▶ **Short problem**
Print the listing below in its entirety, character for character.

▶ **Provided data**
>> Begin

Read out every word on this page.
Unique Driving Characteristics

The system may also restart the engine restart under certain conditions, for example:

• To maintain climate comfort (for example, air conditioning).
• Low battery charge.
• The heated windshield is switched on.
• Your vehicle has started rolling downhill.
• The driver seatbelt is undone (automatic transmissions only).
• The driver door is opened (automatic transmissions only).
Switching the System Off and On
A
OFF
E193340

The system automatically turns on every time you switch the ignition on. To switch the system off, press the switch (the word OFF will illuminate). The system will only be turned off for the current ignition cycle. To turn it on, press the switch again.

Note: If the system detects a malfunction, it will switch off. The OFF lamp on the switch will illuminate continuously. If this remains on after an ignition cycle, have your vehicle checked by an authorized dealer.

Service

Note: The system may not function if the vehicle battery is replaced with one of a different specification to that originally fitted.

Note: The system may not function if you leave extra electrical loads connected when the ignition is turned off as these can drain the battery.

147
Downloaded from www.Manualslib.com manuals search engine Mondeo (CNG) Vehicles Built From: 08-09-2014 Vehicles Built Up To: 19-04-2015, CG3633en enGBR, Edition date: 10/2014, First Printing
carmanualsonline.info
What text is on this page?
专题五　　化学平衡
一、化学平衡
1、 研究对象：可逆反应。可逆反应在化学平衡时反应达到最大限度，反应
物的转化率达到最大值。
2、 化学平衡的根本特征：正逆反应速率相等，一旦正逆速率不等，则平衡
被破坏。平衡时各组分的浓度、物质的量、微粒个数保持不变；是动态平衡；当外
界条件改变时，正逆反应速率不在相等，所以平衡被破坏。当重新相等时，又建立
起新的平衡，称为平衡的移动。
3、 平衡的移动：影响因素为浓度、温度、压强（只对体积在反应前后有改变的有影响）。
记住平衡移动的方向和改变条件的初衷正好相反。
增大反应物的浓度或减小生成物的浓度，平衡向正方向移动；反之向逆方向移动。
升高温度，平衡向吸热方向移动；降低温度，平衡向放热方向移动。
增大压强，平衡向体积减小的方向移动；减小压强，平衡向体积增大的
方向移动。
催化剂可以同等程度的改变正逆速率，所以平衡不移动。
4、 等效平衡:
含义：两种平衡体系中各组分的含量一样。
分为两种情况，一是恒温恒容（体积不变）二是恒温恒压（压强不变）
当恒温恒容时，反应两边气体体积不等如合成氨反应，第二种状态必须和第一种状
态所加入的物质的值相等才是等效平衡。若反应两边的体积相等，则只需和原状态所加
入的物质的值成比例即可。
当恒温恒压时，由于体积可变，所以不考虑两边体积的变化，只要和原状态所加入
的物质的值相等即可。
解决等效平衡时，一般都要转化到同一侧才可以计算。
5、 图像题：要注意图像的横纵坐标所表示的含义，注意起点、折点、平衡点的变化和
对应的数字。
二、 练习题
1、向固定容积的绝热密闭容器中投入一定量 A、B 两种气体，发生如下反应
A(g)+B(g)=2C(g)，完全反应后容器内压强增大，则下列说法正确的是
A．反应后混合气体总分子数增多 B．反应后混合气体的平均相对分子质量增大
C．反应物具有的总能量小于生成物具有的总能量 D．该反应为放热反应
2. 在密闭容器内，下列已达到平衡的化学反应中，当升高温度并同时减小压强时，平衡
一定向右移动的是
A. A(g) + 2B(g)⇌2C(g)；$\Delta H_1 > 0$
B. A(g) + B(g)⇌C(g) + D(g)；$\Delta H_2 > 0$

>> End

▶ **Response**
Read out every word on this page.
Unique Driving Characteristics

The system may also restart the engine restart under certain conditions, for example:

• To maintain climate comfort (for example, air conditioning).
• Low battery charge.
• The heated windshield is switched on.
• Your vehicle has started rolling downhill.
• The driver seatbelt is undone (automatic transmissions only).
• The driver door is opened (automatic transmissions only).
Switching the System Off and On
A
OFF
E193340

The system automatically turns on every time you switch the ignition on. To switch the system off, press the switch (the word OFF will illuminate). The system will only be turned off for the current ignition cycle. To turn it on, press the switch again.

Note: If the system detects a malfunction, it will switch off. The OFF lamp on the switch will illuminate continuously. If this remains on after an ignition cycle, have your vehicle checked by an authorized dealer.

Service

Note: The system may not function if the vehicle battery is replaced with one of a different specification to that originally fitted.

Note: The system may not function if you leave extra electrical loads connected when the ignition is turned off as these can drain the battery.

147
Downloaded from www.Manualslib.com manuals search engine Mondeo (CNG) Vehicles Built From: 08-09-2014 Vehicles Built Up To: 19-04-2015, CG3633en enGBR, Edition date: 10/2014, First Printing
carmanualsonline.info
What text is on this page?
专题五　　化学平衡
一、化学平衡
1、 研究对象：可逆反应。可逆反应在化学平衡时反应达到最大限度，反应
物的转化率达到最大值。
2、 化学平衡的根本特征：正逆反应速率相等，一旦正逆速率不等，则平衡
被破坏。平衡时各组分的浓度、物质的量、微粒个数保持不变；是动态平衡；当外
界条件改变时，正逆反应速率不在相等，所以平衡被破坏。当重新相等时，又建立
起新的平衡，称为平衡的移动。
3、 平衡的移动：影响因素为浓度、温度、压强（只对体积在反应前后有改变的有影响）。
记住平衡移动的方向和改变条件的初衷正好相反。
增大反应物的浓度或减小生成物的浓度，平衡向正方向移动；反之向逆方向移动。
升高温度，平衡向吸热方向移动；降低温度，平衡向放热方向移动。
增大压强，平衡向体积减小的方向移动；减小压强，平衡向体积增大的
方向移动。
催化剂可以同等程度的改变正逆速率，所以平衡不移动。
4、 等效平衡:
含义：两种平衡体系中各组分的含量一样。
分为两种情况，一是恒温恒容（体积不变）二是恒温恒压（压强不变）
当恒温恒容时，反应两边气体体积不等如合成氨反应，第二种状态必须和第一种状
态所加入的物质的值相等才是等效平衡。若反应两边的体积相等，则只需和原状态所加
入的物质的值成比例即可。
当恒温恒压时，由于体积可变，所以不考虑两边体积的变化，只要和原状态所加入
的物质的值相等即可。
解决等效平衡时，一般都要转化到同一侧才可以计算。
5、 图像题：要注意图像的横纵坐标所表示的含义，注意起点、折点、平衡点的变化和
对应的数字。
二、 练习题
1、向固定容积的绝热密闭容器中投入一定量 A、B 两种气体，发生如下反应
A(g)+B(g)=2C(g)，完全反应后容器内压强增大，则下列说法正确的是
A．反应后混合气体总分子数增多 B．反应后混合气体的平均相对分子质量增大
C．反应物具有的总能量小于生成物具有的总能量 D．该反应为放热反应
2. 在密闭容器内，下列已达到平衡的化学反应中，当升高温度并同时减小压强时，平衡
一定向右移动的是
A. A(g) + 2B(g)⇌2C(g)；$\Delta H_1 > 0$
B. A(g) + B(g)⇌C(g) + D(g)；$\Delta H_2 > 0$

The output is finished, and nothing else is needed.